## Begin
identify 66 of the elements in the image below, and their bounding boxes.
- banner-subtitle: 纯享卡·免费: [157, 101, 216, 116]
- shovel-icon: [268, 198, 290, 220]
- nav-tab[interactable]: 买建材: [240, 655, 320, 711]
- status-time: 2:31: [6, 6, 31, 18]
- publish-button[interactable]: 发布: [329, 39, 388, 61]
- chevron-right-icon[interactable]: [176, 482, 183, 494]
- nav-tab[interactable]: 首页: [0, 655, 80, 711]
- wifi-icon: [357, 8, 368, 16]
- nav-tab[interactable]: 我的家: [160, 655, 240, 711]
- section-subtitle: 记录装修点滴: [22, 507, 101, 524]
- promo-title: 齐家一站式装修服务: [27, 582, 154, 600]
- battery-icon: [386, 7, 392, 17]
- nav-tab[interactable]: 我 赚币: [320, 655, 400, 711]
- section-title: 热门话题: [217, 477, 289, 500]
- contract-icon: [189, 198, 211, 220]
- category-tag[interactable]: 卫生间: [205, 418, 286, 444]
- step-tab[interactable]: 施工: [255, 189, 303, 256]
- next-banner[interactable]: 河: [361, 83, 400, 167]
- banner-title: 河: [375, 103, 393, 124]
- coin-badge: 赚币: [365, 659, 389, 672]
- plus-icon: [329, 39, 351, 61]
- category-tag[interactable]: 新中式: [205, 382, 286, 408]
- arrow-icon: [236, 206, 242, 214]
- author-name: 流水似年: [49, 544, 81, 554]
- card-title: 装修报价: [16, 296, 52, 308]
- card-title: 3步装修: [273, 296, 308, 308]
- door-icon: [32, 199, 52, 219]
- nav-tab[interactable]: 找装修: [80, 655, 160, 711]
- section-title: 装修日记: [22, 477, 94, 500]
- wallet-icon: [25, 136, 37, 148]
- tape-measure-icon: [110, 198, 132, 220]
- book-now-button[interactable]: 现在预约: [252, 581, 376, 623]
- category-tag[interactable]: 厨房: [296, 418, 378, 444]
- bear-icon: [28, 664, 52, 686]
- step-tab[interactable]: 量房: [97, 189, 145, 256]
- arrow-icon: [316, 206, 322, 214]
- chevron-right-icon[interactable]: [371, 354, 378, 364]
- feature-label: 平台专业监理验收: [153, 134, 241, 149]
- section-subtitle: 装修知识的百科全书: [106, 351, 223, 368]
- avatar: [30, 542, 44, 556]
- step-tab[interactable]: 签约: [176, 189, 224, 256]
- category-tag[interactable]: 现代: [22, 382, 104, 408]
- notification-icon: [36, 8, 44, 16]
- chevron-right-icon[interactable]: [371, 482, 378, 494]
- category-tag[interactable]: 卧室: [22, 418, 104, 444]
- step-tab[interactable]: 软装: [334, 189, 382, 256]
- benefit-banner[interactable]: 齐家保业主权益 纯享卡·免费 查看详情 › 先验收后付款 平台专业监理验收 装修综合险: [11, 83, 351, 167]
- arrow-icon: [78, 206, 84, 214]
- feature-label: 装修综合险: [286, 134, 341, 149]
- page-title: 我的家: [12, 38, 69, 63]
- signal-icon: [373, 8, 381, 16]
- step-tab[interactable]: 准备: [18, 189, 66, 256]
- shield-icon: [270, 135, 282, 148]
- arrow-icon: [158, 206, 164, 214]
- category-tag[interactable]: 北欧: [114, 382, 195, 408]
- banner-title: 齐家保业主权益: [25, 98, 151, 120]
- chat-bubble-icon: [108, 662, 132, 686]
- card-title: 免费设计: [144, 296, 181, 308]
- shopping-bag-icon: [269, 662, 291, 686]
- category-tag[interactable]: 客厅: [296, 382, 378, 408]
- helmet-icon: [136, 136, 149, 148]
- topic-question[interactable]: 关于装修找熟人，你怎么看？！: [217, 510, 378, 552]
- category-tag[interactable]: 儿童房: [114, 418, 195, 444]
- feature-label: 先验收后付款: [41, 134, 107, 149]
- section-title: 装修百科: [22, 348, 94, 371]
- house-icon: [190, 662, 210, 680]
## End
- [Given task] Reproduce all of the lines above verbatim, without altering or omitting anything.

- [Solution for this exercise]
identify 66 of the elements in the image below, and their bounding boxes.
- banner-subtitle: 纯享卡·免费: [157, 101, 216, 116]
- shovel-icon: [268, 198, 290, 220]
- nav-tab[interactable]: 买建材: [240, 655, 320, 711]
- status-time: 2:31: [6, 6, 31, 18]
- publish-button[interactable]: 发布: [329, 39, 388, 61]
- chevron-right-icon[interactable]: [176, 482, 183, 494]
- nav-tab[interactable]: 首页: [0, 655, 80, 711]
- wifi-icon: [357, 8, 368, 16]
- nav-tab[interactable]: 我的家: [160, 655, 240, 711]
- section-subtitle: 记录装修点滴: [22, 507, 101, 524]
- promo-title: 齐家一站式装修服务: [27, 582, 154, 600]
- battery-icon: [386, 7, 392, 17]
- nav-tab[interactable]: 我 赚币: [320, 655, 400, 711]
- section-title: 热门话题: [217, 477, 289, 500]
- contract-icon: [189, 198, 211, 220]
- category-tag[interactable]: 卫生间: [205, 418, 286, 444]
- step-tab[interactable]: 施工: [255, 189, 303, 256]
- next-banner[interactable]: 河: [361, 83, 400, 167]
- banner-title: 河: [375, 103, 393, 124]
- coin-badge: 赚币: [365, 659, 389, 672]
- plus-icon: [329, 39, 351, 61]
- category-tag[interactable]: 新中式: [205, 382, 286, 408]
- arrow-icon: [236, 206, 242, 214]
- author-name: 流水似年: [49, 544, 81, 554]
- card-title: 装修报价: [16, 296, 52, 308]
- card-title: 3步装修: [273, 296, 308, 308]
- door-icon: [32, 199, 52, 219]
- nav-tab[interactable]: 找装修: [80, 655, 160, 711]
- section-title: 装修日记: [22, 477, 94, 500]
- wallet-icon: [25, 136, 37, 148]
- tape-measure-icon: [110, 198, 132, 220]
- book-now-button[interactable]: 现在预约: [252, 581, 376, 623]
- category-tag[interactable]: 厨房: [296, 418, 378, 444]
- bear-icon: [28, 664, 52, 686]
- step-tab[interactable]: 量房: [97, 189, 145, 256]
- arrow-icon: [316, 206, 322, 214]
- chevron-right-icon[interactable]: [371, 354, 378, 364]
- feature-label: 平台专业监理验收: [153, 134, 241, 149]
- section-subtitle: 装修知识的百科全书: [106, 351, 223, 368]
- avatar: [30, 542, 44, 556]
- step-tab[interactable]: 签约: [176, 189, 224, 256]
- category-tag[interactable]: 现代: [22, 382, 104, 408]
- notification-icon: [36, 8, 44, 16]
- chevron-right-icon[interactable]: [371, 482, 378, 494]
- category-tag[interactable]: 卧室: [22, 418, 104, 444]
- step-tab[interactable]: 软装: [334, 189, 382, 256]
- benefit-banner[interactable]: 齐家保业主权益 纯享卡·免费 查看详情 › 先验收后付款 平台专业监理验收 装修综合险: [11, 83, 351, 167]
- arrow-icon: [78, 206, 84, 214]
- feature-label: 装修综合险: [286, 134, 341, 149]
- page-title: 我的家: [12, 38, 69, 63]
- signal-icon: [373, 8, 381, 16]
- step-tab[interactable]: 准备: [18, 189, 66, 256]
- shield-icon: [270, 135, 282, 148]
- arrow-icon: [158, 206, 164, 214]
- category-tag[interactable]: 北欧: [114, 382, 195, 408]
- banner-title: 齐家保业主权益: [25, 98, 151, 120]
- chat-bubble-icon: [108, 662, 132, 686]
- card-title: 免费设计: [144, 296, 181, 308]
- shopping-bag-icon: [269, 662, 291, 686]
- category-tag[interactable]: 客厅: [296, 382, 378, 408]
- helmet-icon: [136, 136, 149, 148]
- topic-question[interactable]: 关于装修找熟人，你怎么看？！: [217, 510, 378, 552]
- category-tag[interactable]: 儿童房: [114, 418, 195, 444]
- feature-label: 先验收后付款: [41, 134, 107, 149]
- section-title: 装修百科: [22, 348, 94, 371]
- house-icon: [190, 662, 210, 680]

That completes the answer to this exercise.